= INPUT RECORDS =
##########

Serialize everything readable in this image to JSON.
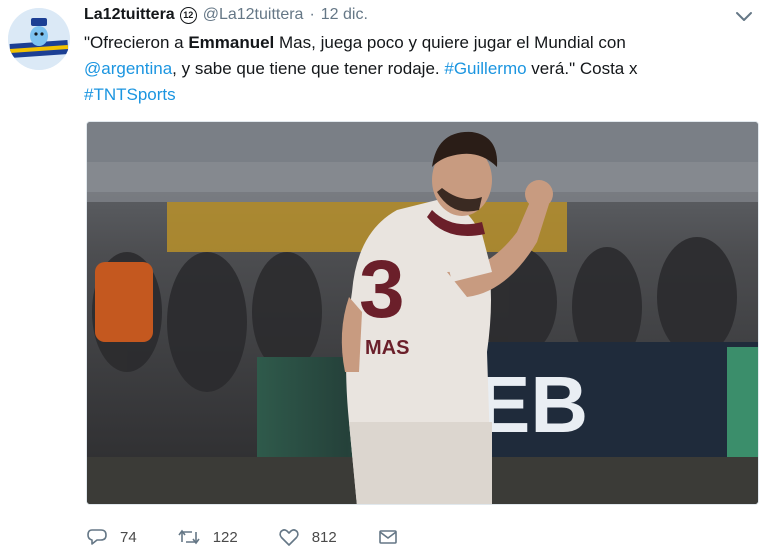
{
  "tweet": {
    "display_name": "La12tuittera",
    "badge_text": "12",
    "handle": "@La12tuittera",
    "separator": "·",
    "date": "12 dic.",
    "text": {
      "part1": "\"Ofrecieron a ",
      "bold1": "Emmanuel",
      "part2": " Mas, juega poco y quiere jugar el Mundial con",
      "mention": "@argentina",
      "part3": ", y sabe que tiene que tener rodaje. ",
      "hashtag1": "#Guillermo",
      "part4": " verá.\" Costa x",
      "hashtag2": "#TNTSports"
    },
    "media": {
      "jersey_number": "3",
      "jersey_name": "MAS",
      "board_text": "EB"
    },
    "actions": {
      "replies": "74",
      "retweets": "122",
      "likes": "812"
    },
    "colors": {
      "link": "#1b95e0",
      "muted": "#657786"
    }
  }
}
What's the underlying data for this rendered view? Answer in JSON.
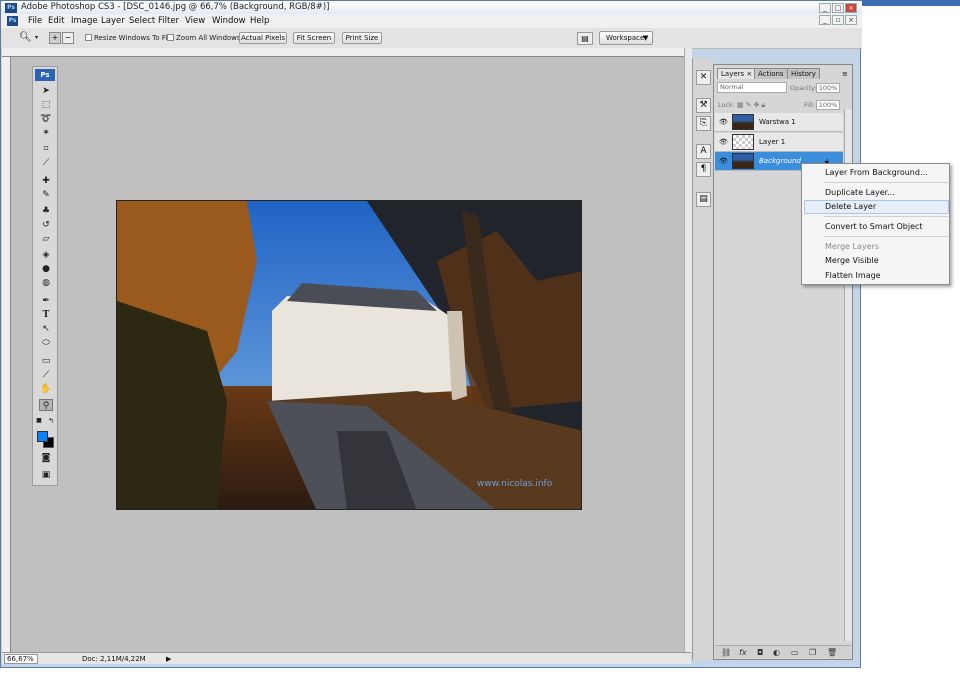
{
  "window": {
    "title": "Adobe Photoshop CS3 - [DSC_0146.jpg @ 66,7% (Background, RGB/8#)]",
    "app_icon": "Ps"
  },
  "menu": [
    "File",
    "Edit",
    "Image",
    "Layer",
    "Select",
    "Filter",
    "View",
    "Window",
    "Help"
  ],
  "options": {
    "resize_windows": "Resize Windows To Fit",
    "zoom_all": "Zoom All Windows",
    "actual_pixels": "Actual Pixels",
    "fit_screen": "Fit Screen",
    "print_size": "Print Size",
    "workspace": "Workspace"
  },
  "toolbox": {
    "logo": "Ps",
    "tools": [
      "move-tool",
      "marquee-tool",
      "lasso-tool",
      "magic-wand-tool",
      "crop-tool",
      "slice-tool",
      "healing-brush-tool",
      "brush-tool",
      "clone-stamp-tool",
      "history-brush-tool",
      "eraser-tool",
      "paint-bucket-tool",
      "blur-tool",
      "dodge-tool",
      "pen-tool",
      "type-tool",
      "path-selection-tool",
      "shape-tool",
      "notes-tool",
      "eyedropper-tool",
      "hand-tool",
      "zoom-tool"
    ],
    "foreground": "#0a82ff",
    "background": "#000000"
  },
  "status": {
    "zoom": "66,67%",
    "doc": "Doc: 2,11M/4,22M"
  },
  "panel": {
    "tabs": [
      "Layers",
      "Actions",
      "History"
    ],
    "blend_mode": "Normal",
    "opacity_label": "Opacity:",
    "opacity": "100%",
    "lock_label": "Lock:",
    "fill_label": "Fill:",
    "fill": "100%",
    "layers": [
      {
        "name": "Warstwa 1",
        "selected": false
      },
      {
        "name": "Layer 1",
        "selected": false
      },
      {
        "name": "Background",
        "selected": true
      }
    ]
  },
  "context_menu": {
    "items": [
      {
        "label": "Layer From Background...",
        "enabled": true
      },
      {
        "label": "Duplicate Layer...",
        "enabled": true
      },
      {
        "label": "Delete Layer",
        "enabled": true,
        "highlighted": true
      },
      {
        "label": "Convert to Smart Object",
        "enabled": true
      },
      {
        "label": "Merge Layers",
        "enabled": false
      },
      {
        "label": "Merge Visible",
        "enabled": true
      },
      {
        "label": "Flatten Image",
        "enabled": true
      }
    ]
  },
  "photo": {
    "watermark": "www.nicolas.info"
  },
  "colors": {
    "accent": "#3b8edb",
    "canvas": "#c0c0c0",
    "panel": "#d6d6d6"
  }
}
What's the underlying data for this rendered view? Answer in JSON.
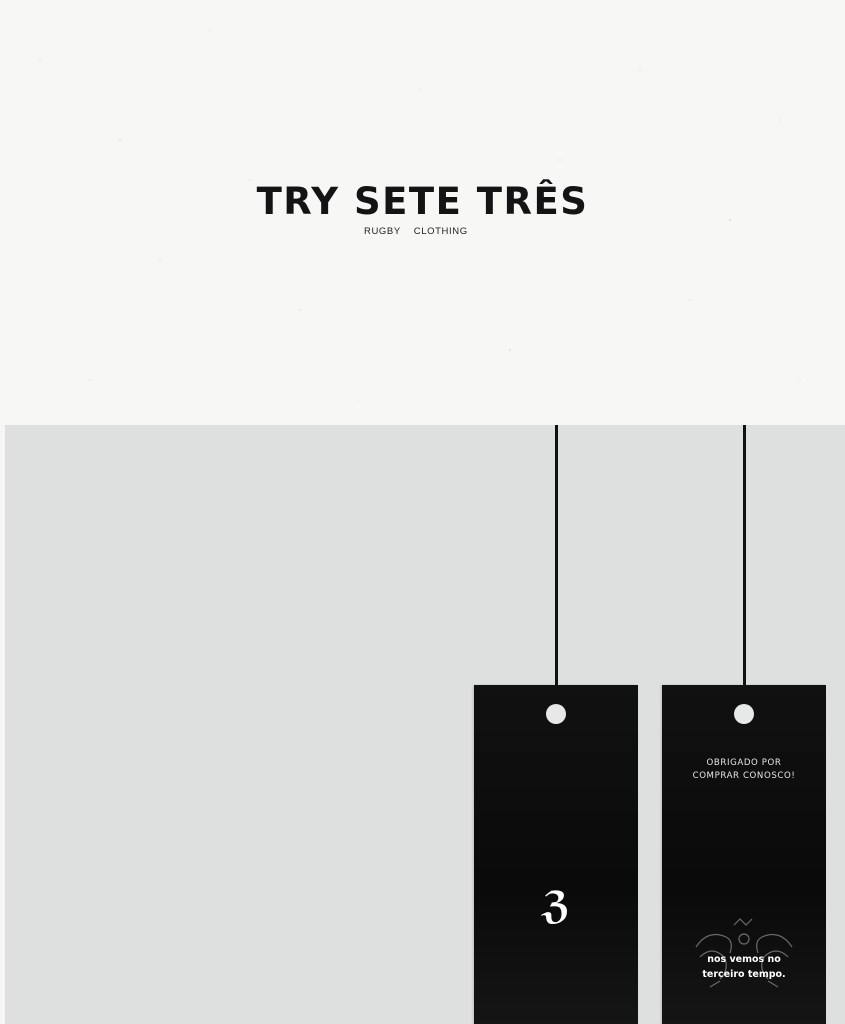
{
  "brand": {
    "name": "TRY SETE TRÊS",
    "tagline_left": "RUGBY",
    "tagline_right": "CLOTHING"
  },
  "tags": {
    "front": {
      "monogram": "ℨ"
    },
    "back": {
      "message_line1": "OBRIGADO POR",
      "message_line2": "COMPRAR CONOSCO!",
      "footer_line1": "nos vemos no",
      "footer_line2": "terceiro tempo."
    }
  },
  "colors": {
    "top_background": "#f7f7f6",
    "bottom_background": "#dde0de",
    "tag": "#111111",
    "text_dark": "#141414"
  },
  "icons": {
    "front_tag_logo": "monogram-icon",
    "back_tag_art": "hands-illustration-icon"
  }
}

##########

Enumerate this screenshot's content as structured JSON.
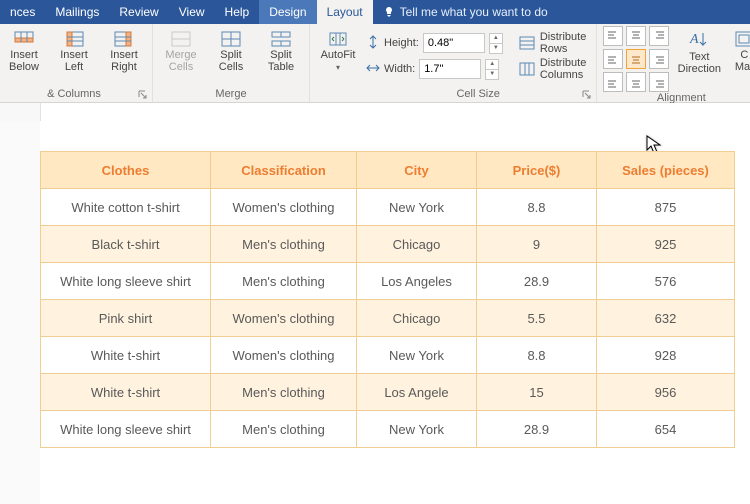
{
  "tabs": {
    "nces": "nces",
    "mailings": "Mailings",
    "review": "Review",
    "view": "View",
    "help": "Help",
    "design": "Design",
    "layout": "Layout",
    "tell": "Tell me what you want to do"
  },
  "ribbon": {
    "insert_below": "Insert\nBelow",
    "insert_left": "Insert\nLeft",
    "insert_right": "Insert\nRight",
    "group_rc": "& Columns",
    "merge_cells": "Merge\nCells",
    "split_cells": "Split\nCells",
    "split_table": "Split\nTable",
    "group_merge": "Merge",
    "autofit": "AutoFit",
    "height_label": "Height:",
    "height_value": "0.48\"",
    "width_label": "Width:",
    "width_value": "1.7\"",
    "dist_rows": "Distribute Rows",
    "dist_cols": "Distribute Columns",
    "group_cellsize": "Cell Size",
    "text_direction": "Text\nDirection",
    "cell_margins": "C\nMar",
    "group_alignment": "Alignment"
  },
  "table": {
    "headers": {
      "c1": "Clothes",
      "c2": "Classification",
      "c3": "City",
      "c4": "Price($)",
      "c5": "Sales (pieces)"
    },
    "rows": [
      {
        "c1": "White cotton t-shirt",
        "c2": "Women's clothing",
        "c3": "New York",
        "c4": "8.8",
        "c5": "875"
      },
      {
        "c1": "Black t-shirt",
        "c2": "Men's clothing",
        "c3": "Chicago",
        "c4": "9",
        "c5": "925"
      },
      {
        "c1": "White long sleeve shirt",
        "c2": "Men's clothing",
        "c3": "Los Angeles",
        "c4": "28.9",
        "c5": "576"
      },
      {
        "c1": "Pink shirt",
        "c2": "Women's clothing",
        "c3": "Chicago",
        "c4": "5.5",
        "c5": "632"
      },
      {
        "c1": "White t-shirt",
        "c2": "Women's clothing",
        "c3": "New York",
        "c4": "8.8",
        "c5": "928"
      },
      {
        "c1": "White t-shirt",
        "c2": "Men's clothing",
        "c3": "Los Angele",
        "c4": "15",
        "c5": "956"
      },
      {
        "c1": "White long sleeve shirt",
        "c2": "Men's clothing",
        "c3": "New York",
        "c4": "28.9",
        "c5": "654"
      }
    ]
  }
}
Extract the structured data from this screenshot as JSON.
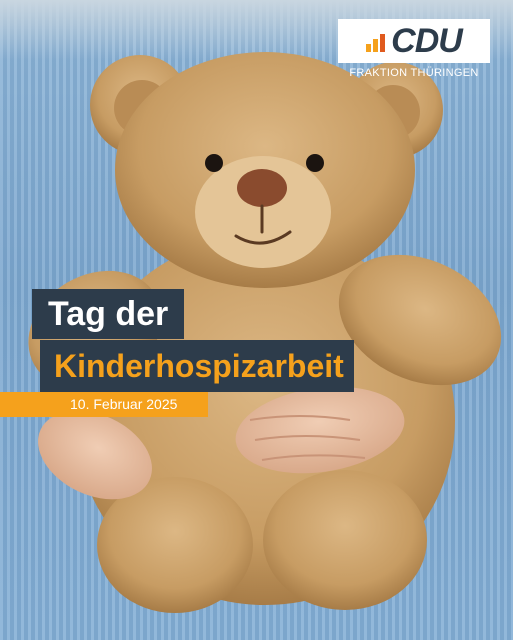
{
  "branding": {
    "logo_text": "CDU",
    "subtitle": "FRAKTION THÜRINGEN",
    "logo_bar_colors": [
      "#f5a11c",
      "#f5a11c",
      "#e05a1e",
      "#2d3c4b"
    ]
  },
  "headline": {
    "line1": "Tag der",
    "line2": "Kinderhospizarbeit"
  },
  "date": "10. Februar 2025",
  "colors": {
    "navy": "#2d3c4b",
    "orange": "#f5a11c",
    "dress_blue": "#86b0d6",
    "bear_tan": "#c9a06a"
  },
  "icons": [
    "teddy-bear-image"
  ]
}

##########

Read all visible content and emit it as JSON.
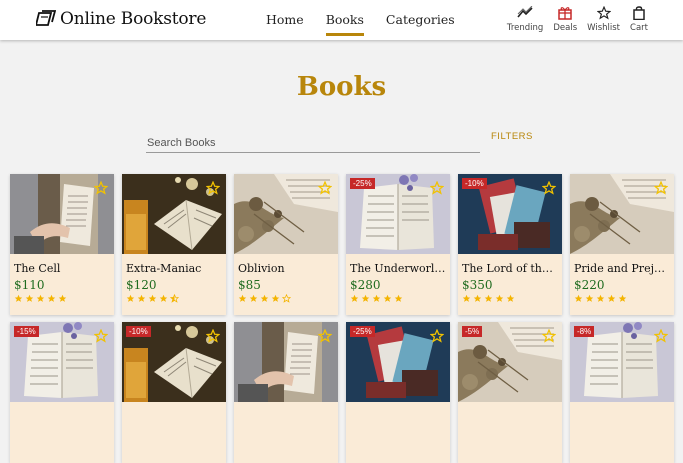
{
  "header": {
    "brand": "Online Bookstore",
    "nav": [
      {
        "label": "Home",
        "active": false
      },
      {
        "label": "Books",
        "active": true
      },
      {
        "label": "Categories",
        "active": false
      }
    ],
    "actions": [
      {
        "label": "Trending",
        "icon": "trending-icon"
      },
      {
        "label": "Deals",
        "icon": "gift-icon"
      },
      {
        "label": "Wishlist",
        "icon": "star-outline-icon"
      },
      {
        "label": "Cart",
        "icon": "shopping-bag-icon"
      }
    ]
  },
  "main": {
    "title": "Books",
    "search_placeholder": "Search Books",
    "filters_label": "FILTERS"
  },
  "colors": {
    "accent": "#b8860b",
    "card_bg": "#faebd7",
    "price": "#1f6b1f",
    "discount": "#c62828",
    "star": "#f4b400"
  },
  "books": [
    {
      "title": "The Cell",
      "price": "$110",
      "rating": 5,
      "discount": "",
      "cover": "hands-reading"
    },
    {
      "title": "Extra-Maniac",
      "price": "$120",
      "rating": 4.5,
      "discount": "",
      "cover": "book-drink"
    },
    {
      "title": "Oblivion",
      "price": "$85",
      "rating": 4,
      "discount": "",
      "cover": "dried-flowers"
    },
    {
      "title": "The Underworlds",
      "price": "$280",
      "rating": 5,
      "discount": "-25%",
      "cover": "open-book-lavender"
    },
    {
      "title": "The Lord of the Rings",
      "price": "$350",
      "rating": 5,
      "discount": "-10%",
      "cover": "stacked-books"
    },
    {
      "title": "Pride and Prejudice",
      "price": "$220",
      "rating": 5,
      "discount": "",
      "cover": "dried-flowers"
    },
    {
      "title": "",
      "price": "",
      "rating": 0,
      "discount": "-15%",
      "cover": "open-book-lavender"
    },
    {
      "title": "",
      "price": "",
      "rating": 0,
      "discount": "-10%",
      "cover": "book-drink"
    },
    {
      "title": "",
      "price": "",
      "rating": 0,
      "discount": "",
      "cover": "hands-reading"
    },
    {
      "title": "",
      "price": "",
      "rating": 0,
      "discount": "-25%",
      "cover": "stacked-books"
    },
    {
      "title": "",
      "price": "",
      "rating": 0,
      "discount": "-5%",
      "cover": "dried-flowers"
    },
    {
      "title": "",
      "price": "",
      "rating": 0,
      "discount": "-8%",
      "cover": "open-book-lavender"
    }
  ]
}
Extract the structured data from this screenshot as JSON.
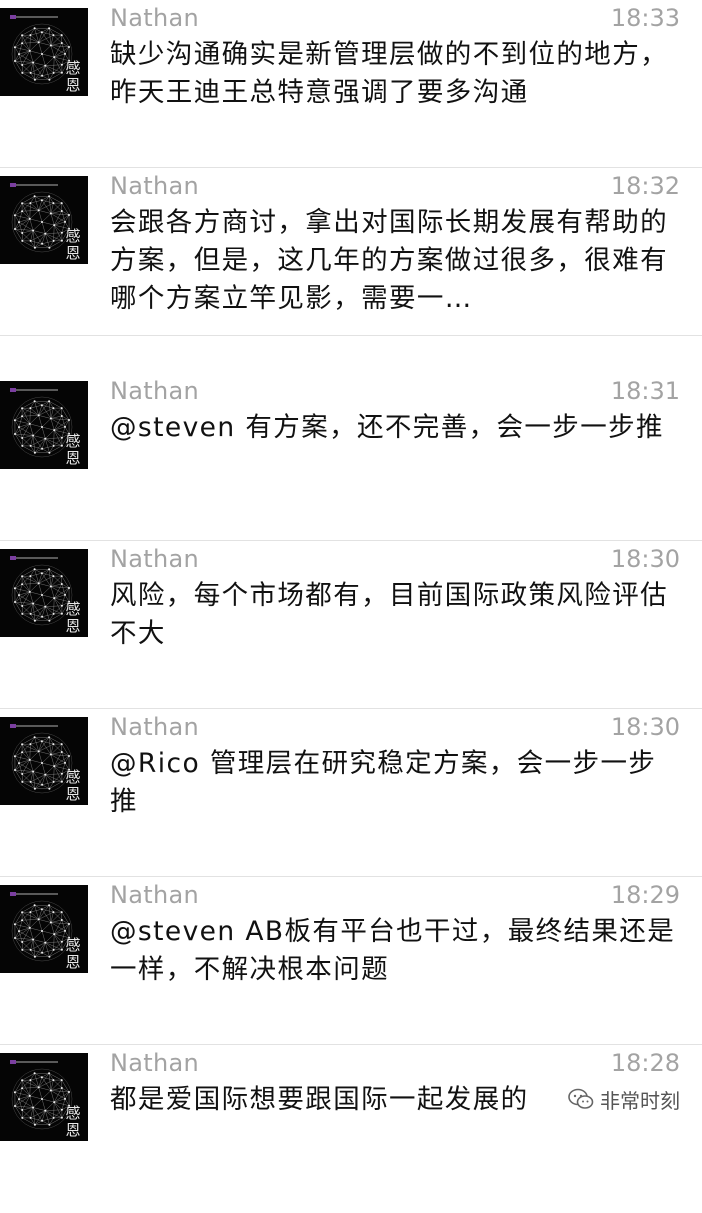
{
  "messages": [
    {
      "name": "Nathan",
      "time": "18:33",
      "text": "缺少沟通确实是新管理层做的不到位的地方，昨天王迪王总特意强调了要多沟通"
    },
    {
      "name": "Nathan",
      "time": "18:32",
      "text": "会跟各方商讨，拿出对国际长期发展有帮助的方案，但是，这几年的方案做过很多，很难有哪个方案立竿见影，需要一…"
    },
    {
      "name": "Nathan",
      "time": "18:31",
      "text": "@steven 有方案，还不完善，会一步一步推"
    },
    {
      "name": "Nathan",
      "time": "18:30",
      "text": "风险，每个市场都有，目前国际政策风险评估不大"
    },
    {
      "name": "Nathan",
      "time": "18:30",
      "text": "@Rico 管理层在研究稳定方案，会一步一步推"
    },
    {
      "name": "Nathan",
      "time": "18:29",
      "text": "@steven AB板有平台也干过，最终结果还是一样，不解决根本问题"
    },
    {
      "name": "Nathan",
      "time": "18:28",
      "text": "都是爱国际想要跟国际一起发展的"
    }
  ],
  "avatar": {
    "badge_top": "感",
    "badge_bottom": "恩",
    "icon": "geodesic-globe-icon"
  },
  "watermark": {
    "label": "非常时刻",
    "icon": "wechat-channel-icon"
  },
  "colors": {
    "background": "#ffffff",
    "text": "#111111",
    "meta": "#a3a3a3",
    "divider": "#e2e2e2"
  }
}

##########

= EXERCISE =
Give a single number: the count of lines above that include the word "Windows".

= ANSWER TO THIS EXERCISE =
2